» **Collected data entries**
◇ ◇ ◇ ◇

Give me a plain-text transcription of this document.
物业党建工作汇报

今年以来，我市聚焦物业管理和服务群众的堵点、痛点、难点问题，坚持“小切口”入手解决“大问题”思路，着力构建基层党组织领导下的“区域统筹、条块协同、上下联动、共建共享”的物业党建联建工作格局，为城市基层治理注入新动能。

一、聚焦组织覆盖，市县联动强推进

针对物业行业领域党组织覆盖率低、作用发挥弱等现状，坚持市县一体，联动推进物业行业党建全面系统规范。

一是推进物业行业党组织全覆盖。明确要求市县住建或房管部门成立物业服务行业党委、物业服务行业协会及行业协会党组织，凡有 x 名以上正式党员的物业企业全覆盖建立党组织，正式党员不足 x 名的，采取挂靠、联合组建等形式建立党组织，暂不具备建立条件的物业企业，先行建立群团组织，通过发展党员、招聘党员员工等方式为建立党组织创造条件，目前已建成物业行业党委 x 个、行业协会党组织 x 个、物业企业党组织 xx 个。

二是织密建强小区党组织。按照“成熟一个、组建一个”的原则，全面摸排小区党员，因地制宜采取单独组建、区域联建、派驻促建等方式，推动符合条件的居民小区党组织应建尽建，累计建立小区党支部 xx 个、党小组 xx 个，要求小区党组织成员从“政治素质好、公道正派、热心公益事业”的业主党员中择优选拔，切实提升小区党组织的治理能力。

◇ ◇ ◇ ◇

» **The task**
Every entry should be printed again exactly as written.

» **Result below**
Give me a plain-text transcription of this document.
物业党建工作汇报

今年以来，我市聚焦物业管理和服务群众的堵点、痛点、难点问题，坚持“小切口”入手解决“大问题”思路，着力构建基层党组织领导下的“区域统筹、条块协同、上下联动、共建共享”的物业党建联建工作格局，为城市基层治理注入新动能。

一、聚焦组织覆盖，市县联动强推进

针对物业行业领域党组织覆盖率低、作用发挥弱等现状，坚持市县一体，联动推进物业行业党建全面系统规范。

一是推进物业行业党组织全覆盖。明确要求市县住建或房管部门成立物业服务行业党委、物业服务行业协会及行业协会党组织，凡有 x 名以上正式党员的物业企业全覆盖建立党组织，正式党员不足 x 名的，采取挂靠、联合组建等形式建立党组织，暂不具备建立条件的物业企业，先行建立群团组织，通过发展党员、招聘党员员工等方式为建立党组织创造条件，目前已建成物业行业党委 x 个、行业协会党组织 x 个、物业企业党组织 xx 个。

二是织密建强小区党组织。按照“成熟一个、组建一个”的原则，全面摸排小区党员，因地制宜采取单独组建、区域联建、派驻促建等方式，推动符合条件的居民小区党组织应建尽建，累计建立小区党支部 xx 个、党小组 xx 个，要求小区党组织成员从“政治素质好、公道正派、热心公益事业”的业主党员中择优选拔，切实提升小区党组织的治理能力。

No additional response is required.